→ **WRITTEN REQUEST**:
Set down the full listing exactly as given. Any pictures are to be left out.

→ **DATA RECORDS**:

+ + + +

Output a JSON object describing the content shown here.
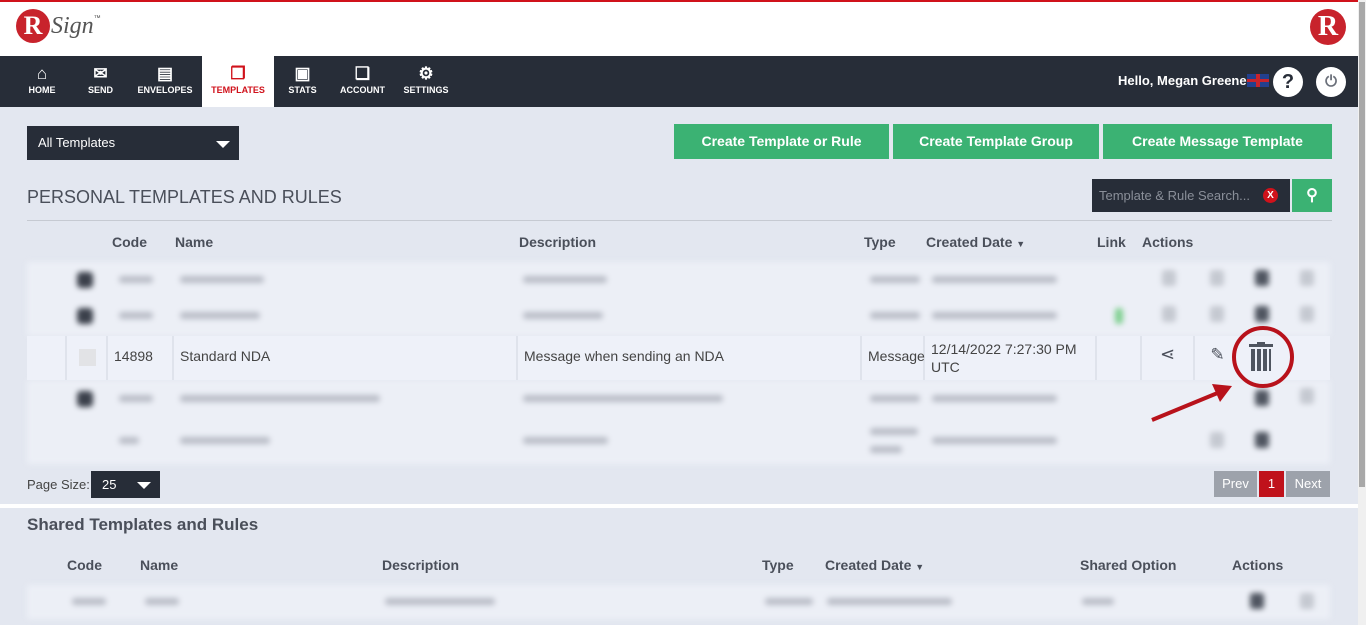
{
  "brand": {
    "logo_letter": "R",
    "logo_text": "Sign",
    "tm": "™",
    "accent": "#d0121b",
    "green": "#3bb273",
    "dark": "#272d38"
  },
  "nav": {
    "items": [
      {
        "label": "HOME",
        "icon": "home-icon",
        "glyph": "⌂"
      },
      {
        "label": "SEND",
        "icon": "envelope-icon",
        "glyph": "✉"
      },
      {
        "label": "ENVELOPES",
        "icon": "archive-icon",
        "glyph": "▤"
      },
      {
        "label": "TEMPLATES",
        "icon": "templates-icon",
        "glyph": "❐",
        "active": true
      },
      {
        "label": "STATS",
        "icon": "briefcase-icon",
        "glyph": "▣"
      },
      {
        "label": "ACCOUNT",
        "icon": "documents-icon",
        "glyph": "❏"
      },
      {
        "label": "SETTINGS",
        "icon": "gear-icon",
        "glyph": "⚙"
      }
    ],
    "greeting": "Hello, Megan Greene",
    "help": "?",
    "power": "⏻"
  },
  "toolbar": {
    "filter": "All Templates",
    "buttons": [
      "Create Template or Rule",
      "Create Template Group",
      "Create Message Template"
    ]
  },
  "personal": {
    "title": "PERSONAL TEMPLATES AND RULES",
    "search_placeholder": "Template & Rule Search...",
    "clear": "X",
    "columns": [
      "Code",
      "Name",
      "Description",
      "Type",
      "Created Date",
      "Link",
      "Actions"
    ],
    "highlighted_row": {
      "code": "14898",
      "name": "Standard NDA",
      "description": "Message when sending an NDA",
      "type": "Message",
      "created": "12/14/2022 7:27:30 PM UTC"
    },
    "page_size_label": "Page Size:",
    "page_size": "25",
    "pagination": {
      "prev": "Prev",
      "current": "1",
      "next": "Next"
    }
  },
  "shared": {
    "title": "Shared Templates and Rules",
    "columns": [
      "Code",
      "Name",
      "Description",
      "Type",
      "Created Date",
      "Shared Option",
      "Actions"
    ]
  }
}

+ + + +

→ **SOLUTION TO THIS TASK**:
Output a JSON object describing the content shown here.
{
  "brand": {
    "logo_letter": "R",
    "logo_text": "Sign",
    "tm": "™",
    "accent": "#d0121b",
    "green": "#3bb273",
    "dark": "#272d38"
  },
  "nav": {
    "items": [
      {
        "label": "HOME",
        "icon": "home-icon",
        "glyph": "⌂"
      },
      {
        "label": "SEND",
        "icon": "envelope-icon",
        "glyph": "✉"
      },
      {
        "label": "ENVELOPES",
        "icon": "archive-icon",
        "glyph": "▤"
      },
      {
        "label": "TEMPLATES",
        "icon": "templates-icon",
        "glyph": "❐",
        "active": true
      },
      {
        "label": "STATS",
        "icon": "briefcase-icon",
        "glyph": "▣"
      },
      {
        "label": "ACCOUNT",
        "icon": "documents-icon",
        "glyph": "❏"
      },
      {
        "label": "SETTINGS",
        "icon": "gear-icon",
        "glyph": "⚙"
      }
    ],
    "greeting": "Hello, Megan Greene",
    "help": "?",
    "power": "⏻"
  },
  "toolbar": {
    "filter": "All Templates",
    "buttons": [
      "Create Template or Rule",
      "Create Template Group",
      "Create Message Template"
    ]
  },
  "personal": {
    "title": "PERSONAL TEMPLATES AND RULES",
    "search_placeholder": "Template & Rule Search...",
    "clear": "X",
    "columns": [
      "Code",
      "Name",
      "Description",
      "Type",
      "Created Date",
      "Link",
      "Actions"
    ],
    "highlighted_row": {
      "code": "14898",
      "name": "Standard NDA",
      "description": "Message when sending an NDA",
      "type": "Message",
      "created": "12/14/2022 7:27:30 PM UTC"
    },
    "page_size_label": "Page Size:",
    "page_size": "25",
    "pagination": {
      "prev": "Prev",
      "current": "1",
      "next": "Next"
    }
  },
  "shared": {
    "title": "Shared Templates and Rules",
    "columns": [
      "Code",
      "Name",
      "Description",
      "Type",
      "Created Date",
      "Shared Option",
      "Actions"
    ]
  }
}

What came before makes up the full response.